→ **PROMPT**: Scan the records below. List lines holding "innovadoras".

╭─ RECORD EXTRACTS

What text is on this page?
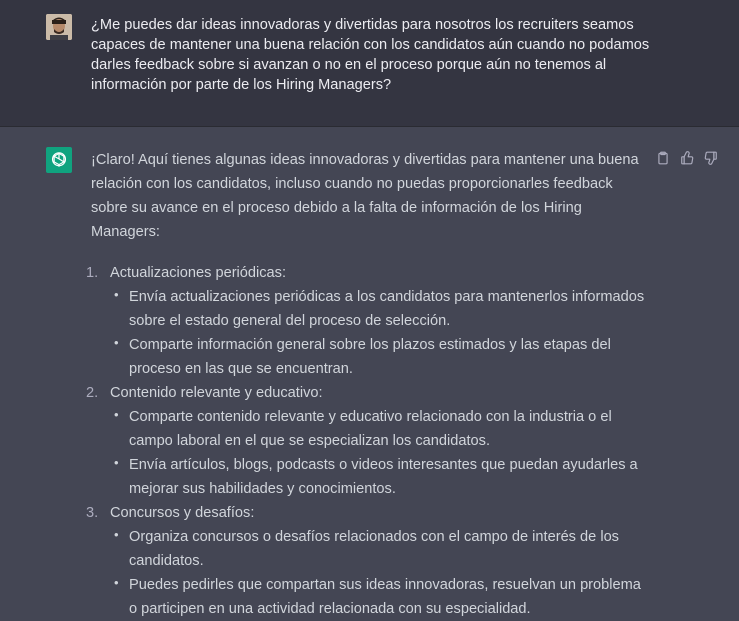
¿Me puedes dar ideas innovadoras y divertidas para nosotros los recruiters seamos capaces de mantener una buena relación con los candidatos aún cuando no podamos darles feedback sobre si avanzan o no en el proceso porque aún no tenemos al información por parte de los Hiring Managers?

¡Claro! Aquí tienes algunas ideas innovadoras y divertidas para mantener una buena relación con los candidatos, incluso cuando no puedas proporcionarles feedback sobre su avance en el proceso debido a la falta de información de los Hiring Managers:

1. Actualizaciones periódicas:
• Envía actualizaciones periódicas a los candidatos para mantenerlos informados sobre el estado general del proceso de selección.
• Comparte información general sobre los plazos estimados y las etapas del proceso en las que se encuentran.
2. Contenido relevante y educativo:
• Comparte contenido relevante y educativo relacionado con la industria o el campo laboral en el que se especializan los candidatos.
• Envía artículos, blogs, podcasts o videos interesantes que puedan ayudarles a mejorar sus habilidades y conocimientos.
3. Concursos y desafíos:
• Organiza concursos o desafíos relacionados con el campo de interés de los candidatos.
• Puedes pedirles que compartan sus ideas innovadoras, resuelvan un problema o participen en una actividad relacionada con su especialidad.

╰─

→ **RESULT OF THE TASK**:
¿Me puedes dar ideas innovadoras y divertidas para nosotros los recruiters seamos capaces de mantener una buena relación con los candidatos aún cuando no podamos darles feedback sobre si avanzan o no en el proceso porque aún no tenemos al información por parte de los Hiring Managers?
¡Claro! Aquí tienes algunas ideas innovadoras y divertidas para mantener una buena relación con los candidatos, incluso cuando no puedas proporcionarles feedback sobre su avance en el proceso debido a la falta de información de los Hiring Managers:
• Puedes pedirles que compartan sus ideas innovadoras, resuelvan un problema o participen en una actividad relacionada con su especialidad.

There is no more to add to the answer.